#### [Task]
Copy out the lines that include the word "please".

#### [Data provided]

--*--

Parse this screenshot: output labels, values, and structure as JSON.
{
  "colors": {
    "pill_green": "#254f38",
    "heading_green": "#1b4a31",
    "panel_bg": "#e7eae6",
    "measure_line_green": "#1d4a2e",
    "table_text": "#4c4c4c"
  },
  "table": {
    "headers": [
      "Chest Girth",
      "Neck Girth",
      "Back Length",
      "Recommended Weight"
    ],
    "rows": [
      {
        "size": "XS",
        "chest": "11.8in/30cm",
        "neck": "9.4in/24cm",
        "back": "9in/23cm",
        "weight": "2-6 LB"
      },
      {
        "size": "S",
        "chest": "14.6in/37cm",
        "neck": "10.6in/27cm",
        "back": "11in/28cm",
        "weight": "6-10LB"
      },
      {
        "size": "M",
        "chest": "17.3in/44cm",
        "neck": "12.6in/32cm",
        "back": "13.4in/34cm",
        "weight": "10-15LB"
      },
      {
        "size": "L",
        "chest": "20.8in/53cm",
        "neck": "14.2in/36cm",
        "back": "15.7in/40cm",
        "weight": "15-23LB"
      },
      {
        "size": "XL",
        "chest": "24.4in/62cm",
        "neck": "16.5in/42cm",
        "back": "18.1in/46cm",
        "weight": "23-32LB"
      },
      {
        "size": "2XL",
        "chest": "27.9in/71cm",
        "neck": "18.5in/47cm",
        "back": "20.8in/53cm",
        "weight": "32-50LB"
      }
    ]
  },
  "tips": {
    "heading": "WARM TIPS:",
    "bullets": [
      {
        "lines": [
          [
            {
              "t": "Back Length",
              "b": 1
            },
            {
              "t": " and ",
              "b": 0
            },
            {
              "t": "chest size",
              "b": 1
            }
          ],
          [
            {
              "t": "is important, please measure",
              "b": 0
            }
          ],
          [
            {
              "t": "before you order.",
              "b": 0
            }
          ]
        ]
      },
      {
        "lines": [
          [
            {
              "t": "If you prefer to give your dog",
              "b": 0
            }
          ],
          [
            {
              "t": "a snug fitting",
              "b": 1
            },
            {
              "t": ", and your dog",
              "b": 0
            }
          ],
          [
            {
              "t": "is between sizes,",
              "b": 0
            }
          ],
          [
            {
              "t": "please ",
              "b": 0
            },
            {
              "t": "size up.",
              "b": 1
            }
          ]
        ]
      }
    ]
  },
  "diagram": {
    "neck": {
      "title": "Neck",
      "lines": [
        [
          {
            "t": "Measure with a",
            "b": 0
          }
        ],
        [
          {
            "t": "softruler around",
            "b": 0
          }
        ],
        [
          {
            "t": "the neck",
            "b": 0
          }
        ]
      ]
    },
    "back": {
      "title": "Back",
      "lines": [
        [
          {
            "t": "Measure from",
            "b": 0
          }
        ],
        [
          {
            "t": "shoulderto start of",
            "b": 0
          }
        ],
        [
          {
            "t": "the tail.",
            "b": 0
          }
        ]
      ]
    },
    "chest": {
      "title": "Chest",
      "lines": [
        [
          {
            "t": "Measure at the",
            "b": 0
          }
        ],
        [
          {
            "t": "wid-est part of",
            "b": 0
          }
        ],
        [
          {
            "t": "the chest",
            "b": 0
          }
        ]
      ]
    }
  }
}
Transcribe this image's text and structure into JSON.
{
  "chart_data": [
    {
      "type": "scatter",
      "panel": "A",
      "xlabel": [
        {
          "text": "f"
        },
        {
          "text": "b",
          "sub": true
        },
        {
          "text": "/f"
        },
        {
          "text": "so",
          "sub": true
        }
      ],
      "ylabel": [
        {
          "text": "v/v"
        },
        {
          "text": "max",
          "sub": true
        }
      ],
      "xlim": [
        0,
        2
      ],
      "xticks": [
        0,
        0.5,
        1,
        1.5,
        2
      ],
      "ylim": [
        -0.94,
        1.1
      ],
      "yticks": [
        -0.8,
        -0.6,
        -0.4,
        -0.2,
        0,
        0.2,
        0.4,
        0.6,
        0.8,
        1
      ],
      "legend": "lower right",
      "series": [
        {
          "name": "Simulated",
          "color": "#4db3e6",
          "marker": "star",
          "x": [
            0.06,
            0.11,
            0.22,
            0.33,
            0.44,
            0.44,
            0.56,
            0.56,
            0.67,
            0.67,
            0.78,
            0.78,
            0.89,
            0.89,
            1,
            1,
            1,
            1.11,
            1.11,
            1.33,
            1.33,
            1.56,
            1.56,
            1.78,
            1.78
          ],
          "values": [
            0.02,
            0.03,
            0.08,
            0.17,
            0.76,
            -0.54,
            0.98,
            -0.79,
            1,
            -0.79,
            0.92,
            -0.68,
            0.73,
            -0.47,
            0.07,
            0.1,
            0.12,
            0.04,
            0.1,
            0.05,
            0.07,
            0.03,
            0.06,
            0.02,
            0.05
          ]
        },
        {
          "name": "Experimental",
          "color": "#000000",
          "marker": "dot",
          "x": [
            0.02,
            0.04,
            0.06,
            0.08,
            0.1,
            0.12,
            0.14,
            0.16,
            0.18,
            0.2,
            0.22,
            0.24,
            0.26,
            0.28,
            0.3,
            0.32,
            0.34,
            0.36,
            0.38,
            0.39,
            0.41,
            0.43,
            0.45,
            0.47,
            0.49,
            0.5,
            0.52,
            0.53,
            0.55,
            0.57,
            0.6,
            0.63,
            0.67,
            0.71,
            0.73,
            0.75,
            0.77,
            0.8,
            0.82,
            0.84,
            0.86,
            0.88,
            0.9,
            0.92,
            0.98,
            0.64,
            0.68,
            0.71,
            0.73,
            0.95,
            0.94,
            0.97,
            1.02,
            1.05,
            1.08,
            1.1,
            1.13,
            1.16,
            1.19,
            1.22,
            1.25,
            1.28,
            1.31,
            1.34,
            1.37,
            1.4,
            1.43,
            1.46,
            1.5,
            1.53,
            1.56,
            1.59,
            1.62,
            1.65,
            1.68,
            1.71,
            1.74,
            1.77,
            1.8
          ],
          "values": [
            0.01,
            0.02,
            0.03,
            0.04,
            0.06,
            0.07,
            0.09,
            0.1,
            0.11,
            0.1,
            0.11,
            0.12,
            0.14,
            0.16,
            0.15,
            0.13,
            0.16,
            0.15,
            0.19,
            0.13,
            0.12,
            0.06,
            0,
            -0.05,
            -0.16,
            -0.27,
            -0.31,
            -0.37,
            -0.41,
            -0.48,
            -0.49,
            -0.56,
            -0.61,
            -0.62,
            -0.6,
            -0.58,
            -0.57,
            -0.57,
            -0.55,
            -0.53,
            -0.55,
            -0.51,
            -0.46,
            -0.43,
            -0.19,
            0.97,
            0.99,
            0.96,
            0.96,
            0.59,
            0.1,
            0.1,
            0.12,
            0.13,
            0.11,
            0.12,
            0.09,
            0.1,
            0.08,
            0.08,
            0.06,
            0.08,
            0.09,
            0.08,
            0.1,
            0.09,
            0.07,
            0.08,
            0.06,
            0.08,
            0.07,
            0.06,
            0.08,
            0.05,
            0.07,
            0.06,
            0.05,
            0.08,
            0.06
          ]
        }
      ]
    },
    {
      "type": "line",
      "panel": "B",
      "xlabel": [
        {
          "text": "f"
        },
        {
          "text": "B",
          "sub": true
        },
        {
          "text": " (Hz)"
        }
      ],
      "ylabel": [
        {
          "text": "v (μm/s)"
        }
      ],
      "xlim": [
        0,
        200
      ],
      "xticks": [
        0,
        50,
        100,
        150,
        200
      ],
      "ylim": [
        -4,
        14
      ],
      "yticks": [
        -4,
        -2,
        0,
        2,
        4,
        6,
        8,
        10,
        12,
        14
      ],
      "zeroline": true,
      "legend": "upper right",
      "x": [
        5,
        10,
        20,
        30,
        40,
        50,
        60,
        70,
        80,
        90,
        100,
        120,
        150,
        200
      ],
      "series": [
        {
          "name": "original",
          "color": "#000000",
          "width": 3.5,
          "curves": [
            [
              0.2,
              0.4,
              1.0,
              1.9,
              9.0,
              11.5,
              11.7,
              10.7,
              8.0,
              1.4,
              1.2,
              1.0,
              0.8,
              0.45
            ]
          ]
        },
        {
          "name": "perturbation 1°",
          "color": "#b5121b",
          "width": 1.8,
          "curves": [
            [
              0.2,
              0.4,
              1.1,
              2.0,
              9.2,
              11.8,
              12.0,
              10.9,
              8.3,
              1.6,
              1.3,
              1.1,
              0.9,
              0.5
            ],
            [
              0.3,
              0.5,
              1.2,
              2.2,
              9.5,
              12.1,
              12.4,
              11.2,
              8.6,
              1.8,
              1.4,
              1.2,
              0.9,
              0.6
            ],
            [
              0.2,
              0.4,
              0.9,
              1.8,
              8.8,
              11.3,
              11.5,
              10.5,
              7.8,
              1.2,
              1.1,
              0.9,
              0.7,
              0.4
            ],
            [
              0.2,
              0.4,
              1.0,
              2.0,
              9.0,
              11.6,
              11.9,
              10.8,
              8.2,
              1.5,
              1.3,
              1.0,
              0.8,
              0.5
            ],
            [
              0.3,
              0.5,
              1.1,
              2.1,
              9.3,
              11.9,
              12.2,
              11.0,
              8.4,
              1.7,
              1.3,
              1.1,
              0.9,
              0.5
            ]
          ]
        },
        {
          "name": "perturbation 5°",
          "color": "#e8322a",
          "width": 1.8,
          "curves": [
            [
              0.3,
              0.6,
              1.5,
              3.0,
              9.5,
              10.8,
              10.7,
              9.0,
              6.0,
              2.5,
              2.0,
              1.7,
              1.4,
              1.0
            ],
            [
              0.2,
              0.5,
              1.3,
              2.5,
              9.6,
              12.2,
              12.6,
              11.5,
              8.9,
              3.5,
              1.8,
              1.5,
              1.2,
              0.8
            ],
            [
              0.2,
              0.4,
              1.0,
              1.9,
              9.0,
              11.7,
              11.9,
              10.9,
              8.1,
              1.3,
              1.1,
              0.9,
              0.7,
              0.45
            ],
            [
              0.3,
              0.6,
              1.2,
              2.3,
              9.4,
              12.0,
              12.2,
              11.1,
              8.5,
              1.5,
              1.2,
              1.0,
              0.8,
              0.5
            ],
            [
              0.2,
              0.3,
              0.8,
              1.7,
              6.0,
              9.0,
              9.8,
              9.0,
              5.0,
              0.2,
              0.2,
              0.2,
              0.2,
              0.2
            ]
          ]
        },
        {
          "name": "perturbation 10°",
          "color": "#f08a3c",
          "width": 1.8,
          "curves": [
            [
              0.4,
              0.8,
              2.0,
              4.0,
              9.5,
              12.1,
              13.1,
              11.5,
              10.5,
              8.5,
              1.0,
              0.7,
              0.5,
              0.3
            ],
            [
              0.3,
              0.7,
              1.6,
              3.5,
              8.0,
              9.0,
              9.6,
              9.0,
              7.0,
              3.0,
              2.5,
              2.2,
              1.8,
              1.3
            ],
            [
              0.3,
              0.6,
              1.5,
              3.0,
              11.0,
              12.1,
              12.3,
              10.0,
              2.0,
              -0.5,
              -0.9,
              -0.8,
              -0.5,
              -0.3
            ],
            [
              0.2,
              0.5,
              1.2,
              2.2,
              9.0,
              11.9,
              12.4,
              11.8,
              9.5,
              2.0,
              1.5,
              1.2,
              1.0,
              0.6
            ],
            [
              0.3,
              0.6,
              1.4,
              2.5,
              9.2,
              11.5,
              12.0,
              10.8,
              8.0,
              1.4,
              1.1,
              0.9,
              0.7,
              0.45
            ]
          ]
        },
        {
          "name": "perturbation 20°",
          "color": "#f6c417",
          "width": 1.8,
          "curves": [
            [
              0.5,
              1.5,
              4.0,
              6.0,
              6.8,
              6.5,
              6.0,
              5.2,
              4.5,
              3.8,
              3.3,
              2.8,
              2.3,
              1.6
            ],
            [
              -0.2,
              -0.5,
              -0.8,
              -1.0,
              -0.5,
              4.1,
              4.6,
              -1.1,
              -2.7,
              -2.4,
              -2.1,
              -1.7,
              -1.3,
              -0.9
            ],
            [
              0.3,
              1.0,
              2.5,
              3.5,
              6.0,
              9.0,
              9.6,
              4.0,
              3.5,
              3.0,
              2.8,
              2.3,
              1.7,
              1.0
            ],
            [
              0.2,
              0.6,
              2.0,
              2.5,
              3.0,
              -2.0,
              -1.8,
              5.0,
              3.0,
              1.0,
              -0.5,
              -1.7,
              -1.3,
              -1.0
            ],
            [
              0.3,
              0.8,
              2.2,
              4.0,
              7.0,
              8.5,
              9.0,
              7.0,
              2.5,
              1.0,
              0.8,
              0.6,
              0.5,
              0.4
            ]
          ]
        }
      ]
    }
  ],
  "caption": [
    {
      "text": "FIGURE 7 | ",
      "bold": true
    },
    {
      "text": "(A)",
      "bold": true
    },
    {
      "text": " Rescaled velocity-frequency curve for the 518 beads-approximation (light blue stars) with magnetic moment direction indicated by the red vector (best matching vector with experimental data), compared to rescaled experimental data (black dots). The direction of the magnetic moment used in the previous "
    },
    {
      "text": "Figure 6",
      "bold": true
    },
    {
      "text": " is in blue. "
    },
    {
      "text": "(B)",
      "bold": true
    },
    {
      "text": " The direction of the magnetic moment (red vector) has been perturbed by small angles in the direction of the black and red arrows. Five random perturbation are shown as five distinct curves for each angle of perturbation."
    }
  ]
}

--*--

#### [Exercise answer]
              "t": "is important, please measure",
              "t": "please ",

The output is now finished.